▸ Dataset entries:
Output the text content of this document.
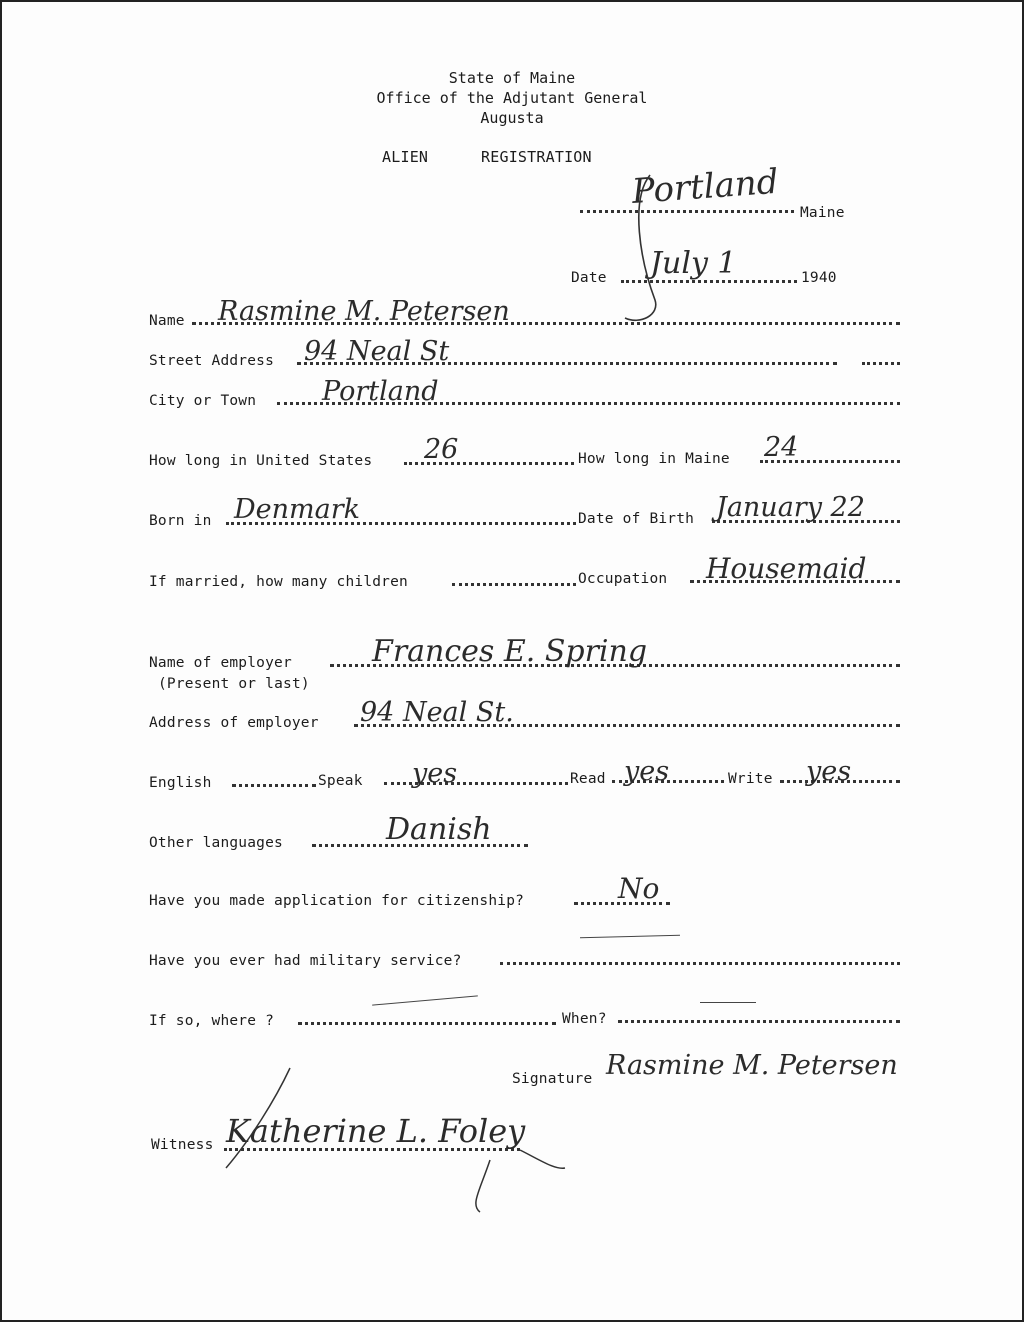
State of Maine
Office of the Adjutant General
Augusta
ALIEN	REGISTRATION
Portland
Maine
Date July 1	1940
Name Rasmine M. Petersen
Street Address 94 Neal St
City or Town Portland
How long in United States 26	How long in Maine 24
Born in Denmark	Date of Birth January 22
If married, how many children	Occupation Housemaid
Name of employer
(Present or last)
Frances E. Spring
Address of employer 94 Neal St.
English	Speak yes	Read yes	Write yes
Other languages	Danish
Have you made application for citizenship?	No
Have you ever had military service?
If so, where ?	When?
Signature Rasmine M. Petersen
Witness Katherine L. Foley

▸ Job: Pictures appear in the records above. Output everything except them, exactly.

▸ Solution to this exercise:
Output the text content of this document.
State of Maine
Office of the Adjutant General
Augusta
ALIEN	REGISTRATION
Portland
Maine
Date July 1	1940
Name Rasmine M. Petersen
Street Address 94 Neal St
City or Town Portland
How long in United States 26	How long in Maine 24
Born in Denmark	Date of Birth January 22
If married, how many children	Occupation Housemaid
Name of employer
(Present or last)
Frances E. Spring
Address of employer 94 Neal St.
English	Speak yes	Read yes	Write yes
Other languages	Danish
Have you made application for citizenship?	No
Have you ever had military service?
If so, where ?	When?
Signature Rasmine M. Petersen
Witness Katherine L. Foley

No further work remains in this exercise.